*WHAT IS NEEDED:* The result should be every line in the data below that carries the string "chart".
Start of MATERIAL PROVIDED
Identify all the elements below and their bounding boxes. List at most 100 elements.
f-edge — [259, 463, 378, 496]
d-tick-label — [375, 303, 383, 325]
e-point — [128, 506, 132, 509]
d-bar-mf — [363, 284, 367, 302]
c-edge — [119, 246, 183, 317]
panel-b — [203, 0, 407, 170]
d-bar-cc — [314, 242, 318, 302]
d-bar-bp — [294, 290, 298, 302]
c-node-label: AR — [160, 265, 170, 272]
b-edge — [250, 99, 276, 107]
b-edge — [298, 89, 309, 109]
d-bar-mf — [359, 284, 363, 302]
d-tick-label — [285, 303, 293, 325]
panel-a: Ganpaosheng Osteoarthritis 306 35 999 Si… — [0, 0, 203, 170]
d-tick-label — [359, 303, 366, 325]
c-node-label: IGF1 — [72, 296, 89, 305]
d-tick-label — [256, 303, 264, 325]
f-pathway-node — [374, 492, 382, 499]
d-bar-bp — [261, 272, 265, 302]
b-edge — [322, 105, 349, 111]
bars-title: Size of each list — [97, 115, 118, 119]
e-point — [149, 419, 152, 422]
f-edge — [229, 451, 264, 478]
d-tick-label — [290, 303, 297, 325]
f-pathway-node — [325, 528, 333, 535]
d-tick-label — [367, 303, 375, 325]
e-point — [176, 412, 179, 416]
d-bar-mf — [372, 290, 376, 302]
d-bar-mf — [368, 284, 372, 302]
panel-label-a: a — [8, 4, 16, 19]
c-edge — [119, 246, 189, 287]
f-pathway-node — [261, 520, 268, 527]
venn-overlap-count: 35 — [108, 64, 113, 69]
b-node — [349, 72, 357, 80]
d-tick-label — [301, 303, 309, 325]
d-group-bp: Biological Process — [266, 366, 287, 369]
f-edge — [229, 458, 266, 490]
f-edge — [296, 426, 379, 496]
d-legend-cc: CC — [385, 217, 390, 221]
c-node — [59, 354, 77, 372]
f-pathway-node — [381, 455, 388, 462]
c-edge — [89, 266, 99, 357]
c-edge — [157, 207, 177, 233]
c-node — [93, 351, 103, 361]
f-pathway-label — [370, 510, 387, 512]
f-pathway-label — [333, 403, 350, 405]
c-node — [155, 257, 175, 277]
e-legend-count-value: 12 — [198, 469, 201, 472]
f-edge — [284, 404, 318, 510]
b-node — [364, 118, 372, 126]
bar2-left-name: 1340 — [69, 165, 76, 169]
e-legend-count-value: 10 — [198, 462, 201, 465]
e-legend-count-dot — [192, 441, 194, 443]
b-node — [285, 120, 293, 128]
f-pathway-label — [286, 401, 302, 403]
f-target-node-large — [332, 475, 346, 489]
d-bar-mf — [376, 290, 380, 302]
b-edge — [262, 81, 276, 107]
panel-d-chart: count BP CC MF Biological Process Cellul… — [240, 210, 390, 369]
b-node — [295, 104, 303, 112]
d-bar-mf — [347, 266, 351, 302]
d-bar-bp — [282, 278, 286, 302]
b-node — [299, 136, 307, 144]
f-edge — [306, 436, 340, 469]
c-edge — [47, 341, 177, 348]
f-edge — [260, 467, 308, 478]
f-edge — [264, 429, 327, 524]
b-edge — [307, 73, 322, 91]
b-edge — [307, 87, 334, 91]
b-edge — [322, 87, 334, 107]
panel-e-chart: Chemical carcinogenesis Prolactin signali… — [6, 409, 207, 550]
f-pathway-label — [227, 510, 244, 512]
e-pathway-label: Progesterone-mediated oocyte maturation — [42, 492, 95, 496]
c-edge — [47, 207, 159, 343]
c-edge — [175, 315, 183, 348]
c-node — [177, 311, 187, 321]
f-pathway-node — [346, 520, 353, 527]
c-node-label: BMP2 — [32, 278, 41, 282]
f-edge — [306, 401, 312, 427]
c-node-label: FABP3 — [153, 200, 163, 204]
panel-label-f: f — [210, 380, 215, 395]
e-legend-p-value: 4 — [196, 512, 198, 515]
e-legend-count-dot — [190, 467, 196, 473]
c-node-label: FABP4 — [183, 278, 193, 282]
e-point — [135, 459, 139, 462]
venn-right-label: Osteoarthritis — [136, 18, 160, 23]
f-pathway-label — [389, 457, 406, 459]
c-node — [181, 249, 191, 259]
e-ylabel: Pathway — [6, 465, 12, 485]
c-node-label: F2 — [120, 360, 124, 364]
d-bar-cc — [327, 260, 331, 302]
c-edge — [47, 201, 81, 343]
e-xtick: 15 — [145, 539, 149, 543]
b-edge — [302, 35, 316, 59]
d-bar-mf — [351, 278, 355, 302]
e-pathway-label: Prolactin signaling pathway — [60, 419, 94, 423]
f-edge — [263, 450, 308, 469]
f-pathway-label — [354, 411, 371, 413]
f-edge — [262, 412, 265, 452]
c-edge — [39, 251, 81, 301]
End of MATERIAL PROVIDED
*THE COMPLETED TASK:*
panel-d-chart: count BP CC MF Biological Process Cellul… — [240, 210, 390, 369]
panel-e-chart: Chemical carcinogenesis Prolactin signali… — [6, 409, 207, 550]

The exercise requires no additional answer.